*WORK TO DO*. Find each line with the word "this" and copy it.

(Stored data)

- - -

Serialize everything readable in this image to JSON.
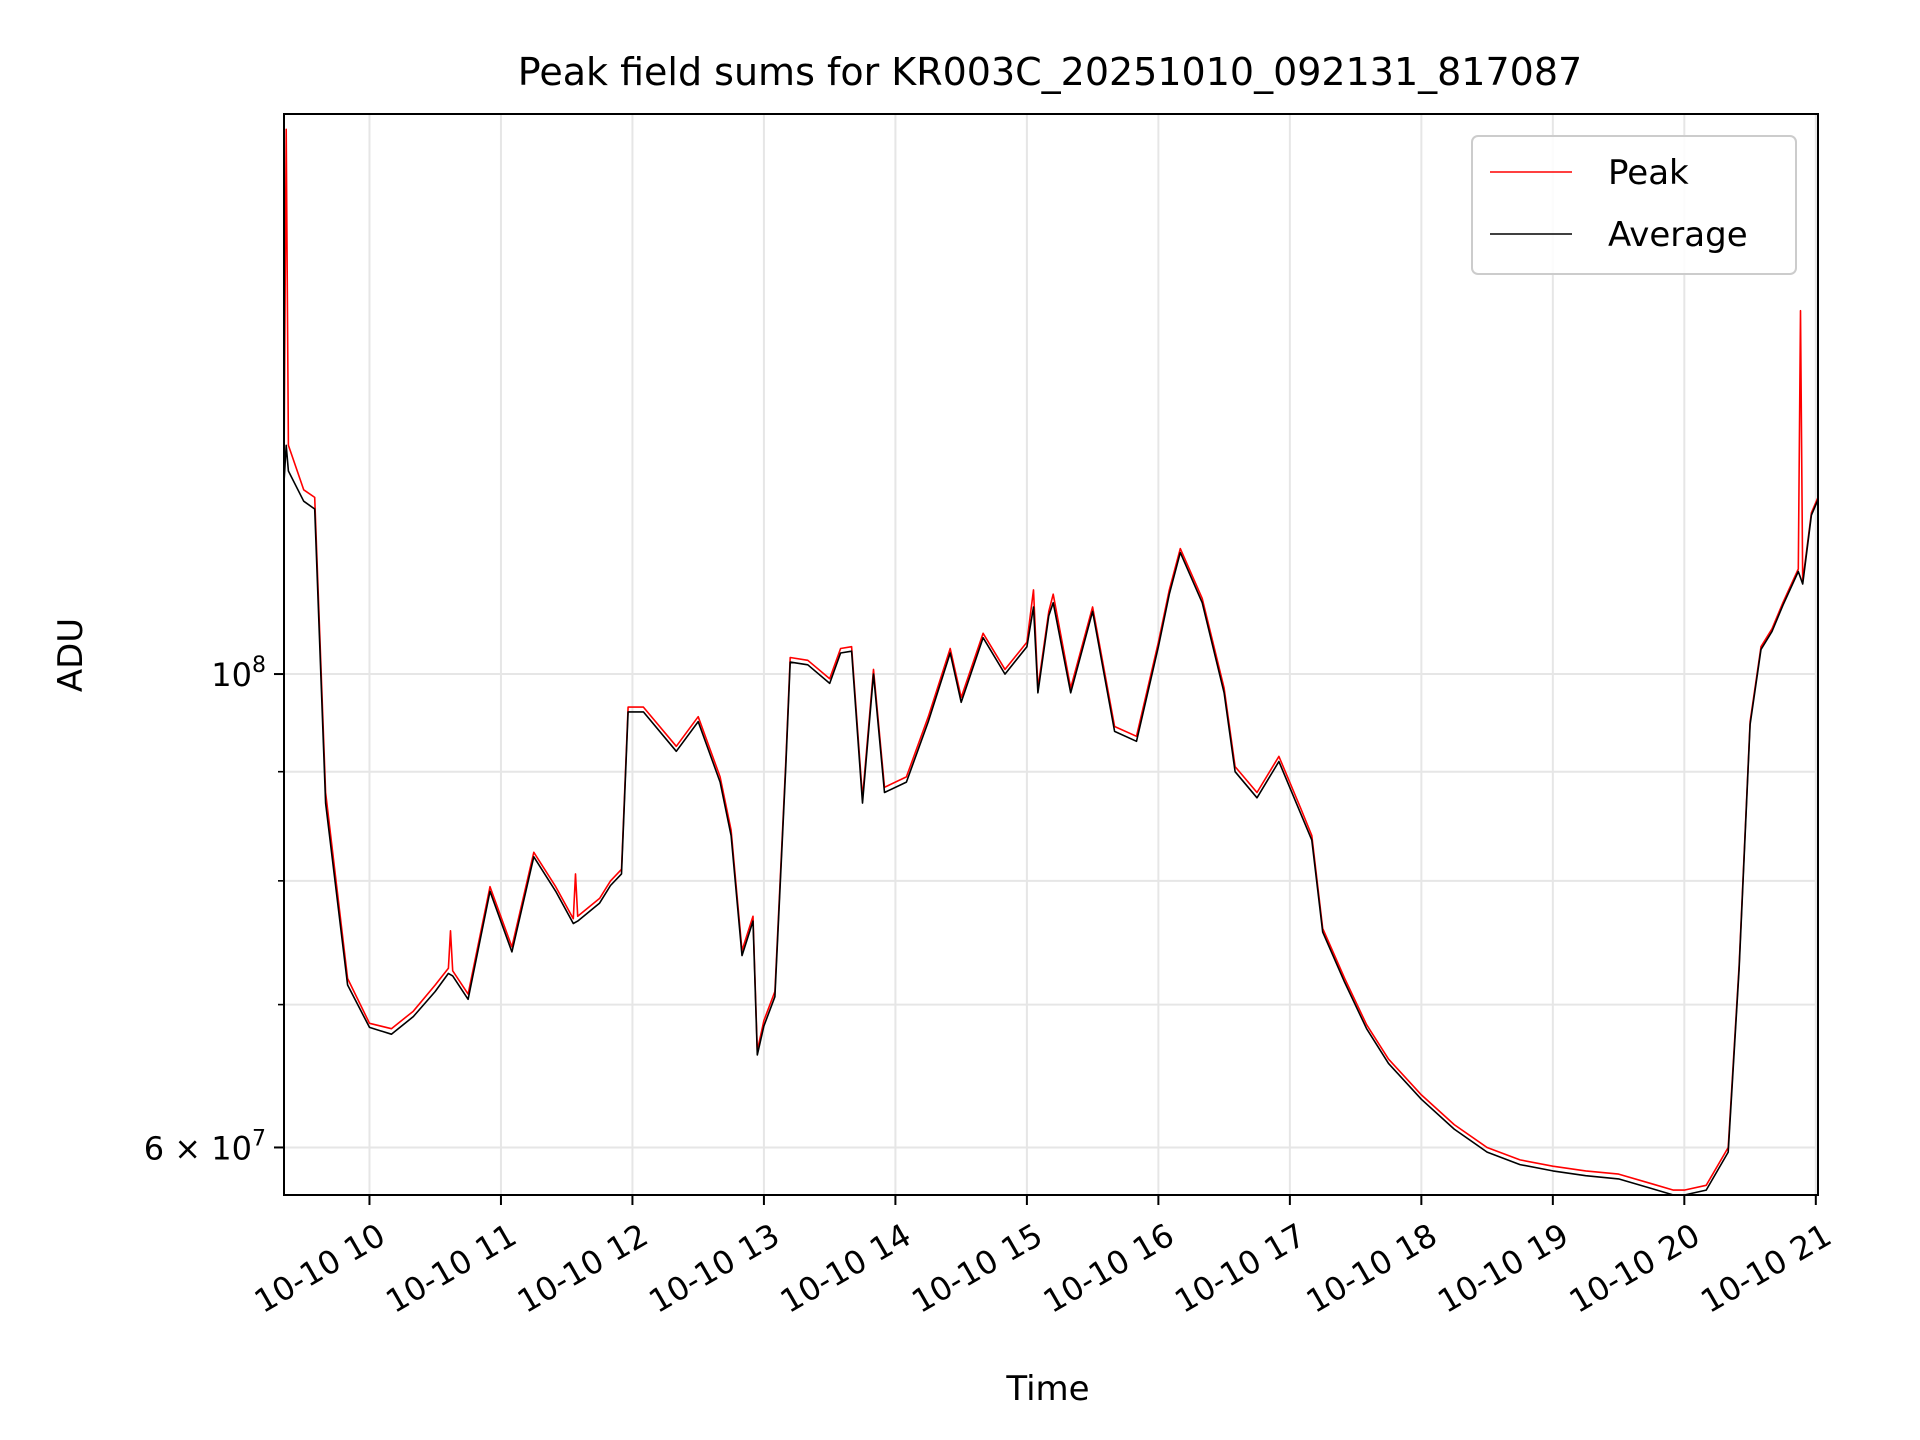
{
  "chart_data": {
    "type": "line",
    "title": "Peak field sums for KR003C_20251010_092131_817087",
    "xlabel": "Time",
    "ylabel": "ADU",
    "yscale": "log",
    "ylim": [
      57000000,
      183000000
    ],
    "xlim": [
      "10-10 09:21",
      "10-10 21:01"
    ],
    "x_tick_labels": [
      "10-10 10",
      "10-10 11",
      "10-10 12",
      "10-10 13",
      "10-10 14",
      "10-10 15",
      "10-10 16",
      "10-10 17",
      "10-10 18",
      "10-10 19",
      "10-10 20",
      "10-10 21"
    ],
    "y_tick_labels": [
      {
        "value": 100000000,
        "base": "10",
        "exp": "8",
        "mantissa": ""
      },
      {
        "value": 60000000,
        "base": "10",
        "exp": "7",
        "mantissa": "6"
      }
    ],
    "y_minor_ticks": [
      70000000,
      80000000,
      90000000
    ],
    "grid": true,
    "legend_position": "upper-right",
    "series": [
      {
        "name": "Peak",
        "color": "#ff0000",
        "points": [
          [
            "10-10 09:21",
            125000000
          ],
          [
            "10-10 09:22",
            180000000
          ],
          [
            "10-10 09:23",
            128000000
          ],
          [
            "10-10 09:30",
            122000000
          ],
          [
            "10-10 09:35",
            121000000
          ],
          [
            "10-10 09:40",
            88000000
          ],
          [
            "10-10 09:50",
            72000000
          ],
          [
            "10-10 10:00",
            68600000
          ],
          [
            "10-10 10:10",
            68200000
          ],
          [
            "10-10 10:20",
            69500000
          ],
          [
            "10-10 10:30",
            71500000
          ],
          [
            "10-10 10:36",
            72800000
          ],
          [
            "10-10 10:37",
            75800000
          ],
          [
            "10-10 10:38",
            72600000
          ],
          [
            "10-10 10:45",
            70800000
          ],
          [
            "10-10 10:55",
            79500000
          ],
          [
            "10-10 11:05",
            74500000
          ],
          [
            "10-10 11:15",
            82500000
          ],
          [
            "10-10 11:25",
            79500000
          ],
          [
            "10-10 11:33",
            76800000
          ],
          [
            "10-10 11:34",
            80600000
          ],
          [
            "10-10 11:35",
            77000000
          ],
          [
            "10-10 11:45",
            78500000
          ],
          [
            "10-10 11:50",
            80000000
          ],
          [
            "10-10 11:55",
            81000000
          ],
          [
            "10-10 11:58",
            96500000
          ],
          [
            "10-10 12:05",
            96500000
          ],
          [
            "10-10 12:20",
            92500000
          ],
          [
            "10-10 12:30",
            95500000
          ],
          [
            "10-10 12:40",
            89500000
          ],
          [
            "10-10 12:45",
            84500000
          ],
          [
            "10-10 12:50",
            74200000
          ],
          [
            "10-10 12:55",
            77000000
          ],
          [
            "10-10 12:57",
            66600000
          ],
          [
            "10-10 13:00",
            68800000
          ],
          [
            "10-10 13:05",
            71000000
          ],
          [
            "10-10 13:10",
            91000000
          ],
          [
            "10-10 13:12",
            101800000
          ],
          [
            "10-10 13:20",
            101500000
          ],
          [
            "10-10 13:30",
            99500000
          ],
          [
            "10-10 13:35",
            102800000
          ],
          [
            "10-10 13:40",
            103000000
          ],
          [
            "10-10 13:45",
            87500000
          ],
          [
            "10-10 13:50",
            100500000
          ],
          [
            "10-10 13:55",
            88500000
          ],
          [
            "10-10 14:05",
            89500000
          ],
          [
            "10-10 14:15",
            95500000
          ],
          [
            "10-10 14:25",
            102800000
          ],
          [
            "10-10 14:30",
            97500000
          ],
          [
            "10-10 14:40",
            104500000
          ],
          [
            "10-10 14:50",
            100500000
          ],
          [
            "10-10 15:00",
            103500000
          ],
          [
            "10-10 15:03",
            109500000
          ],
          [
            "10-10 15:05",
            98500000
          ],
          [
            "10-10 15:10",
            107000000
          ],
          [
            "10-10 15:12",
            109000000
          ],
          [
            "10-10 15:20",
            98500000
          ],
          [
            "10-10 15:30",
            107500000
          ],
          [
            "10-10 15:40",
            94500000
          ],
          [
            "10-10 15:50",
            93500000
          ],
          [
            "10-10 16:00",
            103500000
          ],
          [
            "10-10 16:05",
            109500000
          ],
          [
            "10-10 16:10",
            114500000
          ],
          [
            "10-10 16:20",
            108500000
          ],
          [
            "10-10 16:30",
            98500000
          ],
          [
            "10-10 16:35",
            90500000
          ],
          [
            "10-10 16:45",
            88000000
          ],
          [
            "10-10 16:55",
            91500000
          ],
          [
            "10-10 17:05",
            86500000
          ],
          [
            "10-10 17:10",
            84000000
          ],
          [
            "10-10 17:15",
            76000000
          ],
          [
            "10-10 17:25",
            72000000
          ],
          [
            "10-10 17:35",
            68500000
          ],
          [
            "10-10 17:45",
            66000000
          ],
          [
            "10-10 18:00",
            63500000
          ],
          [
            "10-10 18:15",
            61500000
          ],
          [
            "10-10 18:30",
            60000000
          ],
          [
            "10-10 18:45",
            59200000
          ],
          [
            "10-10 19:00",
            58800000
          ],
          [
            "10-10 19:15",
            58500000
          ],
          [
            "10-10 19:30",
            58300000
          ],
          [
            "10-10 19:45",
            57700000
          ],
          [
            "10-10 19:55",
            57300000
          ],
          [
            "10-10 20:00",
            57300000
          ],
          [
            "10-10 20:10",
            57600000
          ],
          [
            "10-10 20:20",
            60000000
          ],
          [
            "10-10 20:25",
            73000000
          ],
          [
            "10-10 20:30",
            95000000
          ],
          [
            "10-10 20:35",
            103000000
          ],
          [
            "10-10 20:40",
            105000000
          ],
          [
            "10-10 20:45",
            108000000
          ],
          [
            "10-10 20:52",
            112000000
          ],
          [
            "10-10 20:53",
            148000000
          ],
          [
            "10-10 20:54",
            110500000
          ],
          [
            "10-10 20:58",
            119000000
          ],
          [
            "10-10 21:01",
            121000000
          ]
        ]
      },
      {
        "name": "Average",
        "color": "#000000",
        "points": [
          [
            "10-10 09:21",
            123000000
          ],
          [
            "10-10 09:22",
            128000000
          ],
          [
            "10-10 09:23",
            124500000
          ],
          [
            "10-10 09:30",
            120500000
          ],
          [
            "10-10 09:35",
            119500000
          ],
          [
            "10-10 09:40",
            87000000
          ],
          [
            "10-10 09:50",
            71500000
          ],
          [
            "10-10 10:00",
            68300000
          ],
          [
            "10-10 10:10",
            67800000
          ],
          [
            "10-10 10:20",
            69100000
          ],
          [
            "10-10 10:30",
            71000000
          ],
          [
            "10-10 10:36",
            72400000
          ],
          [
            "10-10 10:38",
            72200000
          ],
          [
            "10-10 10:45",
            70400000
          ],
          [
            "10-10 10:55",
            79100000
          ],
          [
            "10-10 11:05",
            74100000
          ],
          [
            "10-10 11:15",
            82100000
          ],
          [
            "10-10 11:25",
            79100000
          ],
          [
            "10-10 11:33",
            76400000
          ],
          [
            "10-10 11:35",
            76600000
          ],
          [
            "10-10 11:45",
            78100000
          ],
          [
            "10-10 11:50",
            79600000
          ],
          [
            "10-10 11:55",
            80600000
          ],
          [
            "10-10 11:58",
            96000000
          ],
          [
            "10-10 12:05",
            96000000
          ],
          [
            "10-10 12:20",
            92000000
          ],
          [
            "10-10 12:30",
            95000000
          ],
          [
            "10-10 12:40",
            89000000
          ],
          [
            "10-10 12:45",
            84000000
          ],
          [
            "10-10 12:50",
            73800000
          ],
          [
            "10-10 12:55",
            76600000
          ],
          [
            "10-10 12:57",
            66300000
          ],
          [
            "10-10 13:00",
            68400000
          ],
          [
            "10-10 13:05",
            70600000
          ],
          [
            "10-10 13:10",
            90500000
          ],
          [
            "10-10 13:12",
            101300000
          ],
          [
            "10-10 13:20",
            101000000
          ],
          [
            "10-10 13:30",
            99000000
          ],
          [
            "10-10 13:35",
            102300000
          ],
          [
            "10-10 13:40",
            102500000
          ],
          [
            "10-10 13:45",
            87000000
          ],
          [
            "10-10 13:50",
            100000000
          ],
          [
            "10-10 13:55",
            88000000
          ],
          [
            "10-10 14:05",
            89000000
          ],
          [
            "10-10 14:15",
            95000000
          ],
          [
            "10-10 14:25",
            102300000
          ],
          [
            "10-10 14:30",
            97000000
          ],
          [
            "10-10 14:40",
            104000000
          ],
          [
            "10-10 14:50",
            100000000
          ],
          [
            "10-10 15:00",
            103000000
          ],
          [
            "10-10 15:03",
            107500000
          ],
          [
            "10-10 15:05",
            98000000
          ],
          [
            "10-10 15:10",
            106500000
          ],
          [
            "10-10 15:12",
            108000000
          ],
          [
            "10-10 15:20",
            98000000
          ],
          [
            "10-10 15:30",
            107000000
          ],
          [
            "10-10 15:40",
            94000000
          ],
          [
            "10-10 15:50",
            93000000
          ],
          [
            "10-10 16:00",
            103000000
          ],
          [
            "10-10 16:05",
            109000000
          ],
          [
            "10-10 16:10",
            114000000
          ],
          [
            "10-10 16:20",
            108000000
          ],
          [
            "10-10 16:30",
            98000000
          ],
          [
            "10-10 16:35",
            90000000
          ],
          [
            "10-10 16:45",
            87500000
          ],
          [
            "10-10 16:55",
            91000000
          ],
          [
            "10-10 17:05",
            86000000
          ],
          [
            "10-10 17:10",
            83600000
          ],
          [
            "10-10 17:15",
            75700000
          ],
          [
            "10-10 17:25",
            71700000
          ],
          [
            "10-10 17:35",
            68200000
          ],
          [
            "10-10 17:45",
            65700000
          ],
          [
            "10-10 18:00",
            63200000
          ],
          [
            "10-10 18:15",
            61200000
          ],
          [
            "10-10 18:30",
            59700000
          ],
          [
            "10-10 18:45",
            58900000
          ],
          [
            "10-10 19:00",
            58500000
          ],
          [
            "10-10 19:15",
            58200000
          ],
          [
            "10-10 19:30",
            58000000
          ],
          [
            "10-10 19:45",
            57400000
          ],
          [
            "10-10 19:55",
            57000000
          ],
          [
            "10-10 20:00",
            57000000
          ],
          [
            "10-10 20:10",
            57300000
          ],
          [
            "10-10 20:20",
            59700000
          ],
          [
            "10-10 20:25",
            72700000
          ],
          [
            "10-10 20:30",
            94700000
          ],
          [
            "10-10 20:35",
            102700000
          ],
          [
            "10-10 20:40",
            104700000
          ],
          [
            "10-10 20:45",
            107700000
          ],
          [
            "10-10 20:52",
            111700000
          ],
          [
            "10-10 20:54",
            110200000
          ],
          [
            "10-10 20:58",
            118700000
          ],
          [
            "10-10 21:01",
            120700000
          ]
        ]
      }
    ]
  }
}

- - -

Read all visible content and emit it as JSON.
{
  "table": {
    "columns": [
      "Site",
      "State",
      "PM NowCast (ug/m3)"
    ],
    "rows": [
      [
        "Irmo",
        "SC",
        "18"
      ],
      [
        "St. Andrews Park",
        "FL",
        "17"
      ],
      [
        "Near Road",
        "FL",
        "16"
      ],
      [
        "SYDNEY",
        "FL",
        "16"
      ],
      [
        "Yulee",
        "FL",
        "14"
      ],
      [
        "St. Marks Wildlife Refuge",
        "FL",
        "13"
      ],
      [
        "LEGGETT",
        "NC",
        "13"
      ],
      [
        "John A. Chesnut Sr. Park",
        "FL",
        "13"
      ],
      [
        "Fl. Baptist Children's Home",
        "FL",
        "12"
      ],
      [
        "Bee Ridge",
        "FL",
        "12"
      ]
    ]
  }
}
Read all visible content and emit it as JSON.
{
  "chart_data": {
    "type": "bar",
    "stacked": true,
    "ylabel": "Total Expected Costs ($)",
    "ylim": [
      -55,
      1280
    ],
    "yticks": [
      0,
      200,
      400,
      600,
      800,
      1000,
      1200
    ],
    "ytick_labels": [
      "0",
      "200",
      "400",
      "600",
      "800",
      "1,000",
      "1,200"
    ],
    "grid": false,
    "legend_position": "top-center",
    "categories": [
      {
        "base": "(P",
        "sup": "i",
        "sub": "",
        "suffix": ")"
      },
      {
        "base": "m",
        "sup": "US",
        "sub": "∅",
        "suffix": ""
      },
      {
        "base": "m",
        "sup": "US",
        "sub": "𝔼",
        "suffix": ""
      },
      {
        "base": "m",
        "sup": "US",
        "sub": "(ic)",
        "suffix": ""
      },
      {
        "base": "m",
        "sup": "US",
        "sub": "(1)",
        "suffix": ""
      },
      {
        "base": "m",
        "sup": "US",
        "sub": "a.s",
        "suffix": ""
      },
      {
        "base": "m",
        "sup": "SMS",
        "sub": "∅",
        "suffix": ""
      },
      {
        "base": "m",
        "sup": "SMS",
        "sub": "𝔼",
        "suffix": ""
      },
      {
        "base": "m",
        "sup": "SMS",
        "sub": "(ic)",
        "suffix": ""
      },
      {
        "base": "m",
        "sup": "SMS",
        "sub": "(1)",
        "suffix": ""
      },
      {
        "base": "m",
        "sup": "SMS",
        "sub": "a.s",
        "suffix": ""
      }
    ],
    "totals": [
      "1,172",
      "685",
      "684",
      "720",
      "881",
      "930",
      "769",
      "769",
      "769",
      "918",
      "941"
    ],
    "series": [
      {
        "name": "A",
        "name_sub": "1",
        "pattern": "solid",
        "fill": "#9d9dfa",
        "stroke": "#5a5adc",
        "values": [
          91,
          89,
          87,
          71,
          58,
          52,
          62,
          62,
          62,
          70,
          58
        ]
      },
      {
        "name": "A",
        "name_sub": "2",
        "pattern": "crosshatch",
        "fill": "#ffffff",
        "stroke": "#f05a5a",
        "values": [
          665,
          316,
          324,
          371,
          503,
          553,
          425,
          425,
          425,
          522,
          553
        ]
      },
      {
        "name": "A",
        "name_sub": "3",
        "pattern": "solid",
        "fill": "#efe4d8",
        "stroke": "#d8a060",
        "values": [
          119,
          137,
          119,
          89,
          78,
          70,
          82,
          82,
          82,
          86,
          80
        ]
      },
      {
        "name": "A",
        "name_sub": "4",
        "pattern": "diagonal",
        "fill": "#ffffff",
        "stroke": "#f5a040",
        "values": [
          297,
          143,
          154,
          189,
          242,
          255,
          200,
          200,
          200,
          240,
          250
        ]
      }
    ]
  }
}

- - -

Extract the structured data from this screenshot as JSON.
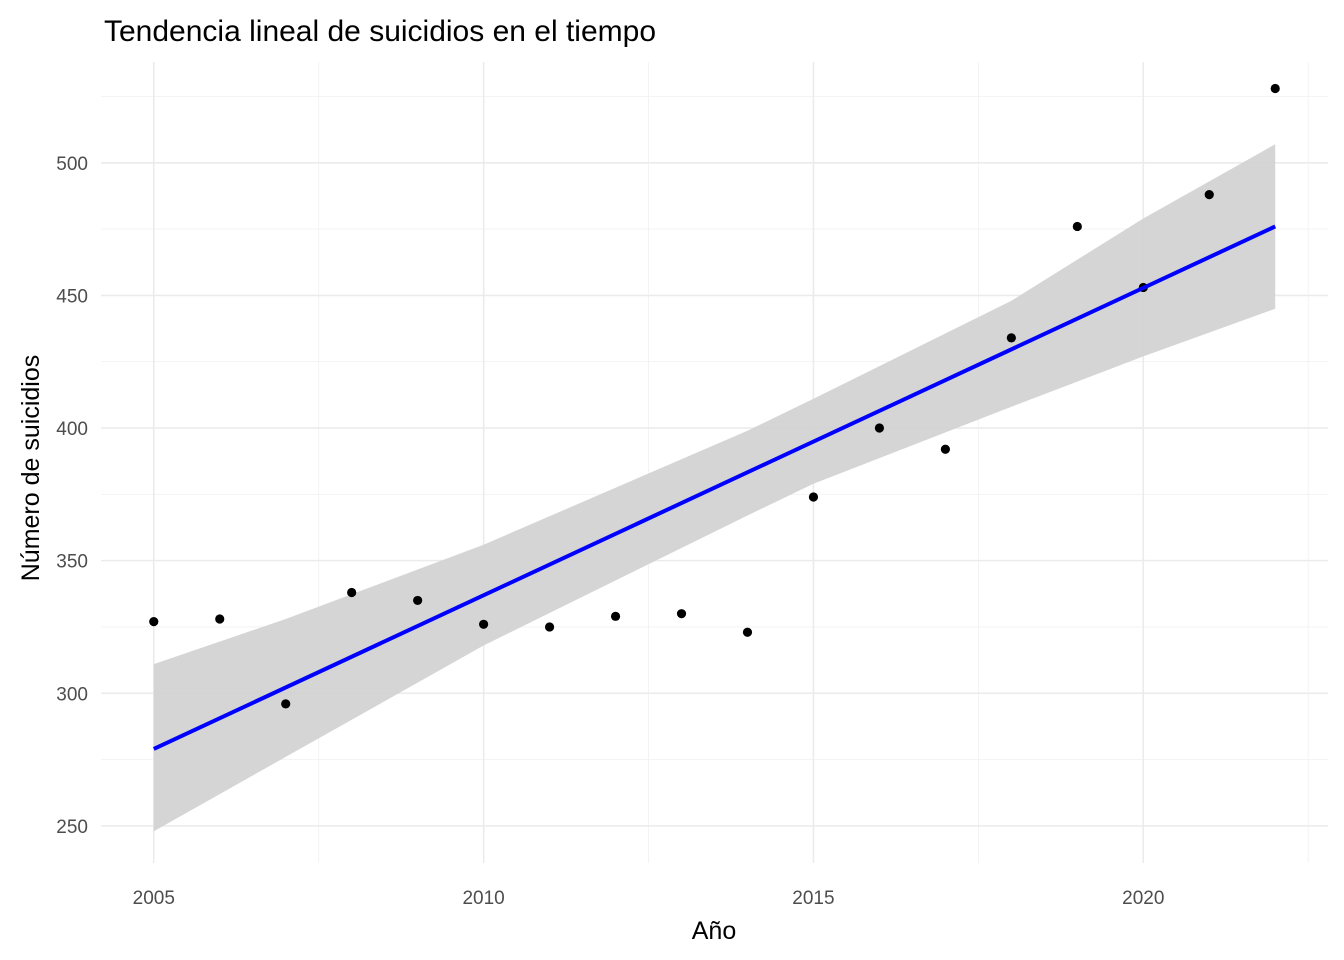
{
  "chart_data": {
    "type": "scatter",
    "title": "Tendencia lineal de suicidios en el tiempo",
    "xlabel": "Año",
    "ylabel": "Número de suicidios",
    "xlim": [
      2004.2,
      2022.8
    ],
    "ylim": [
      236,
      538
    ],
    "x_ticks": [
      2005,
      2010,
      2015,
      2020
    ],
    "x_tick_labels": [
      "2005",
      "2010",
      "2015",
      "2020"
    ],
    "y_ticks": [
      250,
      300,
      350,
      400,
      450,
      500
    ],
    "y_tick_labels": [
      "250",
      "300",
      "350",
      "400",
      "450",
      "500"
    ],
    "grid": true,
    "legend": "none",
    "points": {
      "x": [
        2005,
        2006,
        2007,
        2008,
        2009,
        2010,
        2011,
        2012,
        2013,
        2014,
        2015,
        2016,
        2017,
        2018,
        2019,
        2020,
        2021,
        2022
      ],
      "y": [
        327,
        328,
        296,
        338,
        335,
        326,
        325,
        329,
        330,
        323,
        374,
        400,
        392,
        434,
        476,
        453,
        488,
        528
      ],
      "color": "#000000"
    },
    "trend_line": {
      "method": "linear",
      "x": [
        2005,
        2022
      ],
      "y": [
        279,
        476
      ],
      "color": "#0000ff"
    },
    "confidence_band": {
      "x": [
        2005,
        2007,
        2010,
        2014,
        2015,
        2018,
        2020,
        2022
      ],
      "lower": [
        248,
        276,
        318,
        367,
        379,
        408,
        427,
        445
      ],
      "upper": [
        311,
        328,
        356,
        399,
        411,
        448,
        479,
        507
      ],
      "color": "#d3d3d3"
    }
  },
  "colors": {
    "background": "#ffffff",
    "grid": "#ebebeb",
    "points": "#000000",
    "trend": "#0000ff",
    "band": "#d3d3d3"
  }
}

- - -

*ANSWER TO THE TASK*.
Serialize everything readable in this image to JSON.
Extract the structured data from this screenshot as JSON.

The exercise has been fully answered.